LegalCrystal Citation
SubjectDirect Taxation
CourtKolkata
Decided On
Reported inAIR1944Cal308
AppellantEstate of Harendra Kumar
Respondenti.T. Commissioner
Excerpt:
- .....the last assessment and the points for decision are whether the inclusion of the whole of the trust income in one assessment is correct and also whether this income is subject to tax at the maximum rate. all the properties in the hands of the trustee are trust properties and the trustee, as such, carries on the business, and collects the profits from it together with the income from the various investments. the several properties, including the business, from which income is derived are not joint family properties nor properties belonging to a hindu undivided family but they are trust properties belonging to the trust. the cestui que trusts are not only the members of the settlor's family, that is to say a hindu family which may or may not be undivided, but the beneficiaries include.....
Judgment:

Gentle, J.

****************

• **TO DO**
- a) In the case excerpt, what does the court say the properties that produce the income are, instead of joint family properties?
- b) Please translate this sentence from the case excerpt into Spanish: "all the properties in the hands of the trustee are trust properties and the trustee, as such, carries on the business, and collects the profits from it together with the income from the various investments."

****************

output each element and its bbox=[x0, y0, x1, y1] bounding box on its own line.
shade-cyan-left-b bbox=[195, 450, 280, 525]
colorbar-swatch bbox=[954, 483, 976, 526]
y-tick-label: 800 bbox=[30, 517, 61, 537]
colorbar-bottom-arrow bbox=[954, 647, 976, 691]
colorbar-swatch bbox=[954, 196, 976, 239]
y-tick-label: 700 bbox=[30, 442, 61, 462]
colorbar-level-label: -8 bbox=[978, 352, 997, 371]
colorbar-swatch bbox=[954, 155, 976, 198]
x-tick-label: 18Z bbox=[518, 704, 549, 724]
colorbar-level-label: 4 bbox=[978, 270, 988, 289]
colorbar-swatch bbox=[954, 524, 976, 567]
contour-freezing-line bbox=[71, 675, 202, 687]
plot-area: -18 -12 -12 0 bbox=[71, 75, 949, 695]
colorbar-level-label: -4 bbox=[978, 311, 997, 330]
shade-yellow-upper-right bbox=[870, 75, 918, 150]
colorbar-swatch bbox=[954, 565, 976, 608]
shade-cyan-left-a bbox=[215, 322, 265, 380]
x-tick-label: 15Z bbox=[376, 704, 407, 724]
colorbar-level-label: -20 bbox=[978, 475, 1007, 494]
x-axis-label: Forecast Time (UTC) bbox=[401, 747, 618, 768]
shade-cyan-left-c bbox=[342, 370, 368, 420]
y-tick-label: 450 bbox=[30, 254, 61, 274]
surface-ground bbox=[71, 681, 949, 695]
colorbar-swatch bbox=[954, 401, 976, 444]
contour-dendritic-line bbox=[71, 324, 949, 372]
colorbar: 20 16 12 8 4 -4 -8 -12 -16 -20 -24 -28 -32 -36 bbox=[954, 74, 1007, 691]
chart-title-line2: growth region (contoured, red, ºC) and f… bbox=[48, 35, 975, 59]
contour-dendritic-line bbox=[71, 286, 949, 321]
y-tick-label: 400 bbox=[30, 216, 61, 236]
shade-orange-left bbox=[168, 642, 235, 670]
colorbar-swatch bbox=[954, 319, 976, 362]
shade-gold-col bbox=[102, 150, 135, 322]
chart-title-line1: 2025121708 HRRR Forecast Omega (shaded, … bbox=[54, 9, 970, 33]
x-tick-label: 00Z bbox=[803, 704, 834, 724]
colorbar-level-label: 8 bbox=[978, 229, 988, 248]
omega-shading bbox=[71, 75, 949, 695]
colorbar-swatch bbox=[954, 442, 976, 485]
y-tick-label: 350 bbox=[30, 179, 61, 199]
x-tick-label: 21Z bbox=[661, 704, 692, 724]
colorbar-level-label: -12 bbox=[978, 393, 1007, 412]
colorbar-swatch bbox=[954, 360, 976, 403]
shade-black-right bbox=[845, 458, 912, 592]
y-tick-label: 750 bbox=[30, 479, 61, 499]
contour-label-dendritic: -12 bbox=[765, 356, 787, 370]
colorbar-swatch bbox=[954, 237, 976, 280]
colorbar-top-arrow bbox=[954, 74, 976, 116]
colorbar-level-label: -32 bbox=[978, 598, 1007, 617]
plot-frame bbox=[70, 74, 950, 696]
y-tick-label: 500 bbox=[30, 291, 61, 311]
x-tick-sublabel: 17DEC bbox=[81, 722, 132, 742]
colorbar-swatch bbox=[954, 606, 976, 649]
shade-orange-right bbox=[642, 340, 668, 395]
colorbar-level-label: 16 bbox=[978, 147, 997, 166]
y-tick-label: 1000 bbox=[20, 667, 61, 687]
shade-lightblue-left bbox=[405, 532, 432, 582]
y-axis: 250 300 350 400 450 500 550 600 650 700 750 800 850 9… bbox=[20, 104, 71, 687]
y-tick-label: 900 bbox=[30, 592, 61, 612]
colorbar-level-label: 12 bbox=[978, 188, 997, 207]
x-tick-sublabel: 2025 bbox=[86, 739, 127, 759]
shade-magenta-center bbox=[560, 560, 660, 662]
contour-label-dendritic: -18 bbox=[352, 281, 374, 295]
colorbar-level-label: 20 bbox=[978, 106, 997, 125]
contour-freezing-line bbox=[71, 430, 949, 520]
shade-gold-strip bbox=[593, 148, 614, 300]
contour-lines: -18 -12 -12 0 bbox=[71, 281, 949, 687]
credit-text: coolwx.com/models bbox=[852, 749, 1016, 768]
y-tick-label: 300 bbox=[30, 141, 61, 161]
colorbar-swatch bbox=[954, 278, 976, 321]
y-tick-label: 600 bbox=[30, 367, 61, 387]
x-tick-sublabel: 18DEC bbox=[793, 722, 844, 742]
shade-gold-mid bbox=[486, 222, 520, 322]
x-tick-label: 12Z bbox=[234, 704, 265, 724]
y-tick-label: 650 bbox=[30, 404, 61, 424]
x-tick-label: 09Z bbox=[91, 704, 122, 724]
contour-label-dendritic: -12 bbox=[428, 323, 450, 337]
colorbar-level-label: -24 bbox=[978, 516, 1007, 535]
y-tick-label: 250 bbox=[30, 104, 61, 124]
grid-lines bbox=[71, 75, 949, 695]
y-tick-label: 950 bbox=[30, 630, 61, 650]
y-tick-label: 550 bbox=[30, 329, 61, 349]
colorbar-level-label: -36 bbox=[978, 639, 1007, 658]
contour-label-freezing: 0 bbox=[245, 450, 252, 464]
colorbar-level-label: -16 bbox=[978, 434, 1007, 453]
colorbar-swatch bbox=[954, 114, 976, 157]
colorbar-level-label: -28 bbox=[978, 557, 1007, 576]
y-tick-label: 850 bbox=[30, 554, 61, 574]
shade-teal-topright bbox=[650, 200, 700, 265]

****************

• **ANSWERS FOR THE EXERCISE**
- a) They are trust properties belonging to the trust.

- b) todos los bienes en manos del fiduciario son bienes del fideicomiso y el fiduciario, como tal, lleva a cabo el negocio y cobra las ganancias de este junto con los ingresos de las diversas inversiones.